■ Goal ■
Scan the material below for the string "закона", and copy every line where it shows up.

■ Data records ■
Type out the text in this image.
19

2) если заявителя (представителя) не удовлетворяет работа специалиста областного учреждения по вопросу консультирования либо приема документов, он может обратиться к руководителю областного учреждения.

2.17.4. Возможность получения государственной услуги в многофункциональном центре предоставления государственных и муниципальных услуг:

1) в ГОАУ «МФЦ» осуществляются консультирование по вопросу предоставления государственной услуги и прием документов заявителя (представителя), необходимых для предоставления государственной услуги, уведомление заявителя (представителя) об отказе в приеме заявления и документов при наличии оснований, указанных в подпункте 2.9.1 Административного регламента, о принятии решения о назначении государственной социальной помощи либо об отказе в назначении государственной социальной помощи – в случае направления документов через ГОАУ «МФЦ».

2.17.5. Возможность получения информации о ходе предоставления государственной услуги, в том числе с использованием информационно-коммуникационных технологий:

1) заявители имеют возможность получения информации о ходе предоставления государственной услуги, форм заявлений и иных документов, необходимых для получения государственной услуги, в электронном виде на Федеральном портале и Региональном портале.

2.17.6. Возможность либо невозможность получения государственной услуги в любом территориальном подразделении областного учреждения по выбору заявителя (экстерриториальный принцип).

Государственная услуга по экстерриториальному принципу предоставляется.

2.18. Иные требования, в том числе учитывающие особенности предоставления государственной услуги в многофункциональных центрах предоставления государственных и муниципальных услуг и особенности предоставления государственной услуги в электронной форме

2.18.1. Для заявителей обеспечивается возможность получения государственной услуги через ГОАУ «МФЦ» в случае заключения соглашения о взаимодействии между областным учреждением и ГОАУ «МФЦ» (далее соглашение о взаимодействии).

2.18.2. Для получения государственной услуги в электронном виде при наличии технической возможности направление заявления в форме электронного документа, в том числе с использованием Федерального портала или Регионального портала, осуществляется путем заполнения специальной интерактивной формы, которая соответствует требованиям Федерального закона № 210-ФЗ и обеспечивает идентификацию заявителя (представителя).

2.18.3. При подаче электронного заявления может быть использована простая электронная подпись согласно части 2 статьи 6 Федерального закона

...

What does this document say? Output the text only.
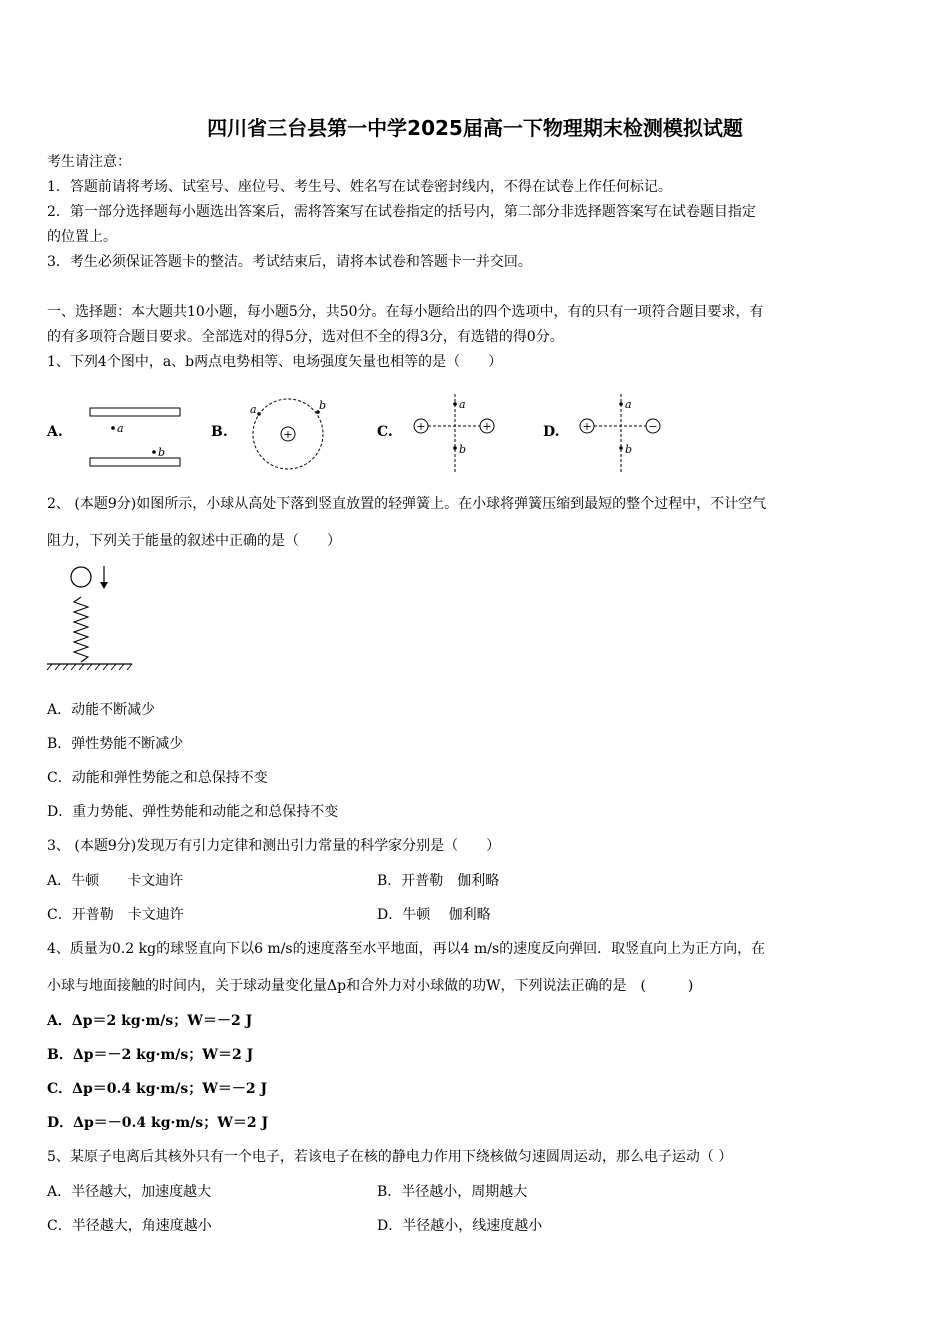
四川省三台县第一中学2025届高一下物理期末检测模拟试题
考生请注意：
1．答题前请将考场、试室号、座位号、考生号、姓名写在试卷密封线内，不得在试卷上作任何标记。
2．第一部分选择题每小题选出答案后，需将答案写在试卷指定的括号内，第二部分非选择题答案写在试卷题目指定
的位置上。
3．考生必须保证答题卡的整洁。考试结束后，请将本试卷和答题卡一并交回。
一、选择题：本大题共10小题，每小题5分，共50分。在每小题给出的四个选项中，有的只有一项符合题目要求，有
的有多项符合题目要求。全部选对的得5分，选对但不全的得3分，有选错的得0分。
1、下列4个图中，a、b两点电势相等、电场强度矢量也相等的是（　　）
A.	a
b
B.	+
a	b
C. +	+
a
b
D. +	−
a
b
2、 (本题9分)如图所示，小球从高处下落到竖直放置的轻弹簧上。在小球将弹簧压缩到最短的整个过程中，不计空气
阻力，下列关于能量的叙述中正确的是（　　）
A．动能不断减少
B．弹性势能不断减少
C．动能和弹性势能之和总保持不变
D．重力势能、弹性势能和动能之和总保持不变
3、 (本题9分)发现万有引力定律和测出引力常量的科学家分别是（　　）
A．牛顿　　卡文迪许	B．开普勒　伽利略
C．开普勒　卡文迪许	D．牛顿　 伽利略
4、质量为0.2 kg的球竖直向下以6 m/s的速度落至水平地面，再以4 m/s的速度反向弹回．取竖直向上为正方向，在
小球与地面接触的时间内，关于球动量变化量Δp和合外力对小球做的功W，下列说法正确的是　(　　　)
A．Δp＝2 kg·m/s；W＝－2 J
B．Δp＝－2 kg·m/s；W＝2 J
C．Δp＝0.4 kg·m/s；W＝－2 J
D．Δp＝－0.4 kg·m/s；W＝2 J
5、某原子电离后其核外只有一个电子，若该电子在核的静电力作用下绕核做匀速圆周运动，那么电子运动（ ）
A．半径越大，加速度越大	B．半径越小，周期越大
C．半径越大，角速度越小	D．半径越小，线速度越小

==

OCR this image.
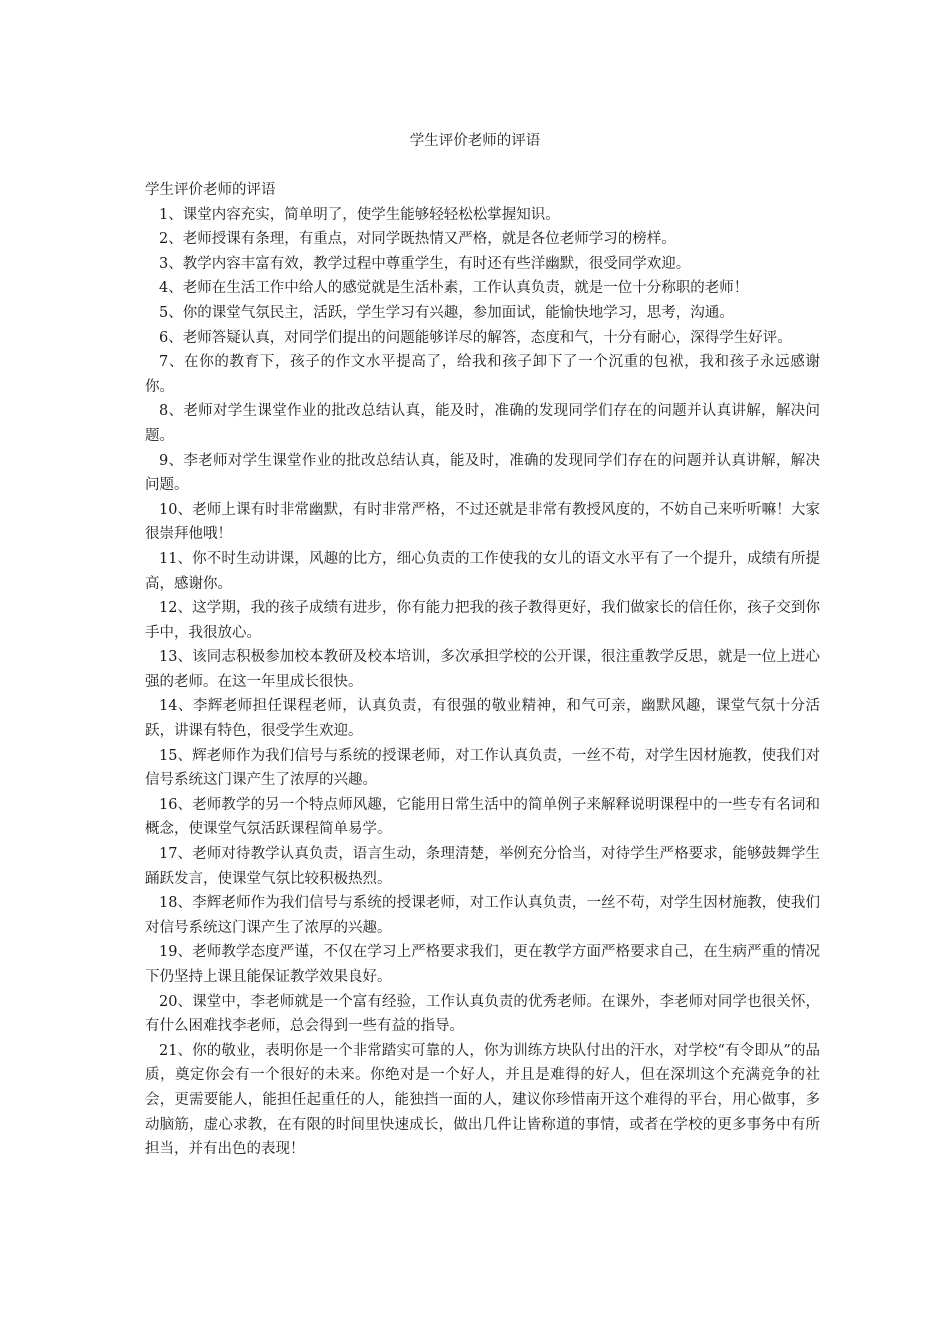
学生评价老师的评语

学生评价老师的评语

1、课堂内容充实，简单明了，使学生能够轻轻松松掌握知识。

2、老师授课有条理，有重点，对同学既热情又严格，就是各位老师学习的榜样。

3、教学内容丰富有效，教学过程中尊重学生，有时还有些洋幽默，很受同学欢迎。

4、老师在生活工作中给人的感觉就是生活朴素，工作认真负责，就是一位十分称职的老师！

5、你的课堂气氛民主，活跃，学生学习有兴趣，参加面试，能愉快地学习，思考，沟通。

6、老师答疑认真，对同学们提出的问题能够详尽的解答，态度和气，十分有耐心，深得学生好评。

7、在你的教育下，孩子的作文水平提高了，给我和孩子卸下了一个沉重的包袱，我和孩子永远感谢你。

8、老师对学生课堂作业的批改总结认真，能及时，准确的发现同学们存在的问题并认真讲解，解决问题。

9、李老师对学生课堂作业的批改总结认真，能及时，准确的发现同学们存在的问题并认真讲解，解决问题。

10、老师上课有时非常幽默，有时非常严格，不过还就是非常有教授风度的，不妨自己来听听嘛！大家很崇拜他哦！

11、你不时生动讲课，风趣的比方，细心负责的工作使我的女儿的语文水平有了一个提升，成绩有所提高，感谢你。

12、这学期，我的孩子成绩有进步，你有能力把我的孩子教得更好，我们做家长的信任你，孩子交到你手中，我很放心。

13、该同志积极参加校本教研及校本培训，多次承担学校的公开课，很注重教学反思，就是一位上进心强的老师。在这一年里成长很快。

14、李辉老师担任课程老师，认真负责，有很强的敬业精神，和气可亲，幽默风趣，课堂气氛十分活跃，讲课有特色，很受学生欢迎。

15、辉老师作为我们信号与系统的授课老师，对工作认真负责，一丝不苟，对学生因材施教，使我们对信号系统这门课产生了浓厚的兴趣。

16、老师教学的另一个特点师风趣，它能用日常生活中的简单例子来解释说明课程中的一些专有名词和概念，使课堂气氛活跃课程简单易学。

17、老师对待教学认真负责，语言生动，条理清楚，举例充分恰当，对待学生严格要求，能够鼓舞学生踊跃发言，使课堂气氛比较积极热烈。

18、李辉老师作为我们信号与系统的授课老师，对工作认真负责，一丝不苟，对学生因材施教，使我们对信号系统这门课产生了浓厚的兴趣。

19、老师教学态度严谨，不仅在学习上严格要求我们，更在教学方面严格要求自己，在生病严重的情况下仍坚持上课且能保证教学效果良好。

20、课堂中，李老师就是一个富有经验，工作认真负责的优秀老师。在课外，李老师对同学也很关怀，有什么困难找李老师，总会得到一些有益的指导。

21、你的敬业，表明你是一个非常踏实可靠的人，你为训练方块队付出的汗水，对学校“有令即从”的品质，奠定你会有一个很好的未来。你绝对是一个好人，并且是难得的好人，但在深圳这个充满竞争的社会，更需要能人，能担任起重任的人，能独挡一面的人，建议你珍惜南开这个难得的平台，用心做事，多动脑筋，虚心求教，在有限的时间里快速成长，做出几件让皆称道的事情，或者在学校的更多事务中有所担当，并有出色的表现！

■ Written answer ■
2.18.2. Для получения государственной услуги в электронном виде при наличии технической возможности направление заявления в форме электронного документа, в том числе с использованием Федерального портала или Регионального портала, осуществляется путем заполнения специальной интерактивной формы, которая соответствует требованиям Федерального закона № 210-ФЗ и обеспечивает идентификацию заявителя (представителя).
2.18.3. При подаче электронного заявления может быть использована простая электронная подпись согласно части 2 статьи 6 Федерального закона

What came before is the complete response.